* Begin *

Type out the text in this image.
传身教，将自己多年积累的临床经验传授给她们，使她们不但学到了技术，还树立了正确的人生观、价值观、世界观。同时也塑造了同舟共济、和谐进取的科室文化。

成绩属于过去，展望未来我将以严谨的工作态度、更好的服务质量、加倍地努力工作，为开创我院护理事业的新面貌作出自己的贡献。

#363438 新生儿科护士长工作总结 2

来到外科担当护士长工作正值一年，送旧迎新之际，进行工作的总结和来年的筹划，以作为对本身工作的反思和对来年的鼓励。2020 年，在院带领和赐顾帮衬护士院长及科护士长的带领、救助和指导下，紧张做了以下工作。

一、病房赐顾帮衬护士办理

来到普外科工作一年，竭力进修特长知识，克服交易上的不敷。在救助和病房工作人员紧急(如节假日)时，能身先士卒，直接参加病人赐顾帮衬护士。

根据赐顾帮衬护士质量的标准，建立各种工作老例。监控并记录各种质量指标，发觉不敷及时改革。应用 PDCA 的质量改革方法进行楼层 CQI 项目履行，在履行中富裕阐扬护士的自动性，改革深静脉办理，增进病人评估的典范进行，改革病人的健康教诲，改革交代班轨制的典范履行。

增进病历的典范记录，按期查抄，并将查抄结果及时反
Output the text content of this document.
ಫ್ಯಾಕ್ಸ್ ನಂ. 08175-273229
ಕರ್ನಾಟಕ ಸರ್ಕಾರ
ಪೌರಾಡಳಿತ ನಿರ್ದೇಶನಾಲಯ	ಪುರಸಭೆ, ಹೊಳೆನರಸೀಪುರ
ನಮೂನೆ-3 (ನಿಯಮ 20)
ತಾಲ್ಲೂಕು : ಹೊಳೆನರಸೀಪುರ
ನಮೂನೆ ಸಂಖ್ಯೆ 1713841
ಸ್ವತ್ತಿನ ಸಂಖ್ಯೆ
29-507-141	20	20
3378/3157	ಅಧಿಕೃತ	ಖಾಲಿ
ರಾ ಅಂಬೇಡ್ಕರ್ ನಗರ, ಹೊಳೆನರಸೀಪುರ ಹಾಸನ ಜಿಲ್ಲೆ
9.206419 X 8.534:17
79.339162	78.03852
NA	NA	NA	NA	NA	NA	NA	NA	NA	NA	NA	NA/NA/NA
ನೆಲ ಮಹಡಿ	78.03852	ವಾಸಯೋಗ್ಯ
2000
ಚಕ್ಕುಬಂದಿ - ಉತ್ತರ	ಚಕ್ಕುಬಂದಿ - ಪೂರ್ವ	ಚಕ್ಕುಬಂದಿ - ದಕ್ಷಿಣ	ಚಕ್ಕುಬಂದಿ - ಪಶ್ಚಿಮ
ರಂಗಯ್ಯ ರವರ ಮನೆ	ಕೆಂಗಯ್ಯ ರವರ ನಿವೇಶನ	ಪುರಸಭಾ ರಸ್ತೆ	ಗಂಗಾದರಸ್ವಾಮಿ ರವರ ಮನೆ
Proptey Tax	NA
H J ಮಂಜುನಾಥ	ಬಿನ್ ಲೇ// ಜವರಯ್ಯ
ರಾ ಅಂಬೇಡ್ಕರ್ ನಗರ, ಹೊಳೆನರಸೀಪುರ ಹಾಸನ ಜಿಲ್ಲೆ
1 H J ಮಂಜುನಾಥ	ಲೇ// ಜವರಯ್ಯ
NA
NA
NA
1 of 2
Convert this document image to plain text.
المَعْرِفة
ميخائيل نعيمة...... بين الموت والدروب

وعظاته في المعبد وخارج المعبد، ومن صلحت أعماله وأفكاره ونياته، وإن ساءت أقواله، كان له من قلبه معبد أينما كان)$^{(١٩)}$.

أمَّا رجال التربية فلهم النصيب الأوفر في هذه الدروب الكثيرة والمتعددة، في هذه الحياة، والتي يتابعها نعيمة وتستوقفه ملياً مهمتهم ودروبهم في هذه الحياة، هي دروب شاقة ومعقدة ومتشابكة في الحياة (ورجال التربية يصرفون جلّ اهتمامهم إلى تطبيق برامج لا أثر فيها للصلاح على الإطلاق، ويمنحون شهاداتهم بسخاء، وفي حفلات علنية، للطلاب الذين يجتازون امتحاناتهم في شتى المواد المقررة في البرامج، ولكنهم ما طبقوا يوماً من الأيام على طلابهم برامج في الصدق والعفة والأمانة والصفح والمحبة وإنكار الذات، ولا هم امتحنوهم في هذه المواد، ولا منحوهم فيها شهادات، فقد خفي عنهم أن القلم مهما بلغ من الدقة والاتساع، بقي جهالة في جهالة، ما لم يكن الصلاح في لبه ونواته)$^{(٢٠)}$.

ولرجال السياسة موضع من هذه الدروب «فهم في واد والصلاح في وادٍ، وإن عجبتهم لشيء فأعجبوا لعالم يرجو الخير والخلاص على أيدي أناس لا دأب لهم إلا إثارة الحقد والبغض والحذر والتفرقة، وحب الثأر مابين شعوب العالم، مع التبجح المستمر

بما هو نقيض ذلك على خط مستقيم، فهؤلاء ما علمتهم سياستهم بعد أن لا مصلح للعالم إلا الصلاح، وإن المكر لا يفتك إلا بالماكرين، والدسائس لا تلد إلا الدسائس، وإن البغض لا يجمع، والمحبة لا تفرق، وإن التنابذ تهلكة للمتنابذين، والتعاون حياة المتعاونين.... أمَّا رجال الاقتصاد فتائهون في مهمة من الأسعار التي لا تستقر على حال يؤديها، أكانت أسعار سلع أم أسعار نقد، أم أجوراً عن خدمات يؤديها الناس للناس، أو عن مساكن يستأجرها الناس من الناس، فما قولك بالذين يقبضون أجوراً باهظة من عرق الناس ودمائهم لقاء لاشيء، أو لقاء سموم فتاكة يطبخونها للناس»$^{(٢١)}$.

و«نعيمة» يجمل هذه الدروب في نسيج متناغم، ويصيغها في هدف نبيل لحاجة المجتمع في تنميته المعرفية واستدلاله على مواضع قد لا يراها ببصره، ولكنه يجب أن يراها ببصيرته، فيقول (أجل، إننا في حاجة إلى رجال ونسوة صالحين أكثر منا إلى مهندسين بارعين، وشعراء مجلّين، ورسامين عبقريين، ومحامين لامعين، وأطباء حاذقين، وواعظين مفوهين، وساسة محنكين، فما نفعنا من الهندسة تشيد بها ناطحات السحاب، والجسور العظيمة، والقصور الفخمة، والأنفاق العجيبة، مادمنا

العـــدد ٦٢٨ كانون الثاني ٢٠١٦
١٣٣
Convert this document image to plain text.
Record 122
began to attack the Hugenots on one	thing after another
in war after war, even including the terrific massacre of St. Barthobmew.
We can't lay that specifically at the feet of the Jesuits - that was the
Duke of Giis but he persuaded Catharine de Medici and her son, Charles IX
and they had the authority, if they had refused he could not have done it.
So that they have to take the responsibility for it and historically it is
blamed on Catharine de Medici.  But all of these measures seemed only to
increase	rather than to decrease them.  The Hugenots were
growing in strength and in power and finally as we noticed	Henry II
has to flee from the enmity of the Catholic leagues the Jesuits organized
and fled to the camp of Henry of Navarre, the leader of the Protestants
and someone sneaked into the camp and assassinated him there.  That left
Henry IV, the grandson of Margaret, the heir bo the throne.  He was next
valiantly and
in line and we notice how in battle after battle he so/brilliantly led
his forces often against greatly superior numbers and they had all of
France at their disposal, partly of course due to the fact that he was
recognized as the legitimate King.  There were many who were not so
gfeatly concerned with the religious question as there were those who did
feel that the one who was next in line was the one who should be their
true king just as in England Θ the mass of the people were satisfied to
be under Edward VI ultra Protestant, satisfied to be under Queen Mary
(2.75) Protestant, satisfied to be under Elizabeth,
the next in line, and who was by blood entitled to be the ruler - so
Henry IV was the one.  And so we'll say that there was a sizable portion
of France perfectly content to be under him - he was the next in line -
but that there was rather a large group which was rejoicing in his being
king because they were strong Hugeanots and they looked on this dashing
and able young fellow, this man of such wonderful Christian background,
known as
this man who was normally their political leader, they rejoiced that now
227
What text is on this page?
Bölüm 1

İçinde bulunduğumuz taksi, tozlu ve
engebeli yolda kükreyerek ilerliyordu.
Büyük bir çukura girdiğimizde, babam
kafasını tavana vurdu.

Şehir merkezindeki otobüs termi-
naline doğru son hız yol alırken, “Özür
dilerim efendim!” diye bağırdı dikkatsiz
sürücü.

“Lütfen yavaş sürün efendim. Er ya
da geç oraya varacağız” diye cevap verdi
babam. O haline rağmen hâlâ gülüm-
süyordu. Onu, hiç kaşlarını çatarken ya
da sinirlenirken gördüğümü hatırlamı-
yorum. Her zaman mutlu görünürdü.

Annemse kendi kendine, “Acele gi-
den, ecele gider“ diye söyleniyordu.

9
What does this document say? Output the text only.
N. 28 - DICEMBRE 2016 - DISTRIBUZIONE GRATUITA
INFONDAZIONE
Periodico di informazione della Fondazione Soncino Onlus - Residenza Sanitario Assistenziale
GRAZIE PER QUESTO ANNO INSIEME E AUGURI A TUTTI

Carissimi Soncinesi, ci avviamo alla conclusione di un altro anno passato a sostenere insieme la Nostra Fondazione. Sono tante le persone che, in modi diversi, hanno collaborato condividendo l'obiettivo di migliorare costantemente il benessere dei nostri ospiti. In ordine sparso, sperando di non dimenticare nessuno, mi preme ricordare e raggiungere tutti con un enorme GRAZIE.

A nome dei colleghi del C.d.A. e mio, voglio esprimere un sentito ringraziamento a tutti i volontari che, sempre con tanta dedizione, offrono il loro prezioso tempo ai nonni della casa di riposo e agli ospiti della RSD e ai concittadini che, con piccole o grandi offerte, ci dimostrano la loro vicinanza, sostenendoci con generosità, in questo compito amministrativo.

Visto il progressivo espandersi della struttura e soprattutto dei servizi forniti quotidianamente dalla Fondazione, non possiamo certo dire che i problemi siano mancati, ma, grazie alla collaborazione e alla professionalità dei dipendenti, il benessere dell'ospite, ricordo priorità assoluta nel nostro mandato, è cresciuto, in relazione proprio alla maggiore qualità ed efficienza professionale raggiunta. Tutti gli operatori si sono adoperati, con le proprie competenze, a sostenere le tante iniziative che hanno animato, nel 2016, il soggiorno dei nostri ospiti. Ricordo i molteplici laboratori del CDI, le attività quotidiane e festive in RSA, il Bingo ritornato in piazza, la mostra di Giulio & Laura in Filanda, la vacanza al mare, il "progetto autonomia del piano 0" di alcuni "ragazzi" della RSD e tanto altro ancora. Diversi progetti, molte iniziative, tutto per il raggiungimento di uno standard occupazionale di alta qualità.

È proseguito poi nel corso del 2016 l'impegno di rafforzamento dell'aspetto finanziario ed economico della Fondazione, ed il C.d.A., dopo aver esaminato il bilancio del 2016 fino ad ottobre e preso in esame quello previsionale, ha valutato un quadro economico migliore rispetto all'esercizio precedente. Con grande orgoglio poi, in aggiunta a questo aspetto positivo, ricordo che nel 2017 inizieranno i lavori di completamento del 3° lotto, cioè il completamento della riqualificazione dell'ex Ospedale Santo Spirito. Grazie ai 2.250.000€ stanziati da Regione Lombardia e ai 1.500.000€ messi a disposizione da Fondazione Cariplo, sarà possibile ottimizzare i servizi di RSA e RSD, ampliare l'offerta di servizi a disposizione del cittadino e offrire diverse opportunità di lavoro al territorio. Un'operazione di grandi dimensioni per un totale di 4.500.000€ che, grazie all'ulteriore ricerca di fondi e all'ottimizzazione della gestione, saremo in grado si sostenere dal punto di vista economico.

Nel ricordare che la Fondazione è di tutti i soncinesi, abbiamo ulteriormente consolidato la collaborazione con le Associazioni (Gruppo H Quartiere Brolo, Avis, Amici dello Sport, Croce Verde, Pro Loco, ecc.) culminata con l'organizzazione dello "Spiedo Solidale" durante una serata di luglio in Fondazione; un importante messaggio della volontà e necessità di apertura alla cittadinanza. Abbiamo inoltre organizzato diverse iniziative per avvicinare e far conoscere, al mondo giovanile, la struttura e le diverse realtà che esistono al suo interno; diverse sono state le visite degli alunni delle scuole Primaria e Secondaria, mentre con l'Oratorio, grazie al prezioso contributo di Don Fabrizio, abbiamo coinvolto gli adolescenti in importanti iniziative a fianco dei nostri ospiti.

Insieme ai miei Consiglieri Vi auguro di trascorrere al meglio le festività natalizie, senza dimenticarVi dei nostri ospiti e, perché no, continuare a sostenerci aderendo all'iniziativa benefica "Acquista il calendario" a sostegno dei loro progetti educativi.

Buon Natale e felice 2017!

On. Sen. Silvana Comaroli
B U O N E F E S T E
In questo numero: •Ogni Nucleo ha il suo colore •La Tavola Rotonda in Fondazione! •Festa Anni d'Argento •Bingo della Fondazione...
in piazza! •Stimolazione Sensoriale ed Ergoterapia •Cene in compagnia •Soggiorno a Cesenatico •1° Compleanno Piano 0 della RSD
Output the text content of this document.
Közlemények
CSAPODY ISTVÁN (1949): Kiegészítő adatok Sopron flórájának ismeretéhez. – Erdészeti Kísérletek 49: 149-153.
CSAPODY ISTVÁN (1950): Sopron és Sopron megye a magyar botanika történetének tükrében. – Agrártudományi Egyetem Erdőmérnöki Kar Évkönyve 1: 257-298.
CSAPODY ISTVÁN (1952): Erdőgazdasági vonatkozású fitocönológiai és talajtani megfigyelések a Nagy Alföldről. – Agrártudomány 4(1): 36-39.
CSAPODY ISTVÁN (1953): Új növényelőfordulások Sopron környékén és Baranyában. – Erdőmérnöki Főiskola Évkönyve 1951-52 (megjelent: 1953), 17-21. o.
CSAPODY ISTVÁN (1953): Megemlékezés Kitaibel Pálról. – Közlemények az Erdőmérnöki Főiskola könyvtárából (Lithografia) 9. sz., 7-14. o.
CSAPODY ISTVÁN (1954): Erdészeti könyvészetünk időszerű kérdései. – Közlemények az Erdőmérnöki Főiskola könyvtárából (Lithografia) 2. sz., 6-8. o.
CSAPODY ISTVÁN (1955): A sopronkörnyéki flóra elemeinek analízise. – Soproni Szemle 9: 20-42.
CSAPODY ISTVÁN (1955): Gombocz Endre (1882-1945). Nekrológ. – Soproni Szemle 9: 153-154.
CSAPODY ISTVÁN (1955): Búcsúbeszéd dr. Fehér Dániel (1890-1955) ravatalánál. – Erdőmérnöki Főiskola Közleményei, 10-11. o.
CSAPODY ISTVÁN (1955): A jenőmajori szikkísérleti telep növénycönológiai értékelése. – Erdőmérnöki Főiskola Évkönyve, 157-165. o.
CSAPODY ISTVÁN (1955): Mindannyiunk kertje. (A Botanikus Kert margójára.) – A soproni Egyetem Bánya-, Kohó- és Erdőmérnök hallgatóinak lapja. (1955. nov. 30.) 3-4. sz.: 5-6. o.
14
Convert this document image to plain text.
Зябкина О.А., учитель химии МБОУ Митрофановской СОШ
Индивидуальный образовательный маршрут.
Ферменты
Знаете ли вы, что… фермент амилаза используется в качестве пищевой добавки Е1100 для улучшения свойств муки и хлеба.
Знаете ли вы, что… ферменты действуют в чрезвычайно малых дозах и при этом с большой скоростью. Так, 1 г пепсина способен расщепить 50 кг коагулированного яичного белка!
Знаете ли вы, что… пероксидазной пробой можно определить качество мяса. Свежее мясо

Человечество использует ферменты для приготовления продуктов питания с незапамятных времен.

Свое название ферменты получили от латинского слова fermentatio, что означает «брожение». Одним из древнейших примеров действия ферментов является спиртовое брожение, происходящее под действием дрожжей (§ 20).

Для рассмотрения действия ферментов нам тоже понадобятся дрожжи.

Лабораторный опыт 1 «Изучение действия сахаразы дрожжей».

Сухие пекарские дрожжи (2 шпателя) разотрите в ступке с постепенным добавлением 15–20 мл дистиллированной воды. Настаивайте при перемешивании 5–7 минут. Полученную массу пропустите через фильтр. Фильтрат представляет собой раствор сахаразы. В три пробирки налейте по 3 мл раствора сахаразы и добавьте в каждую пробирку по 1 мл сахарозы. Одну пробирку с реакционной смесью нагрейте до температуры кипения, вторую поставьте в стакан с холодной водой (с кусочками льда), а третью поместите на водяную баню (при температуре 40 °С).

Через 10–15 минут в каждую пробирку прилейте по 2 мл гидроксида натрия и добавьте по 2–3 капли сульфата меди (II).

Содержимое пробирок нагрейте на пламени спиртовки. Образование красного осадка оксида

* End *

• Requirement:
Copy down every line of the material above that includes the string "Hugenots".

• Response to the exercise:
began to attack the Hugenots on one	thing after another
increase	rather than to decrease them.  The Hugenots were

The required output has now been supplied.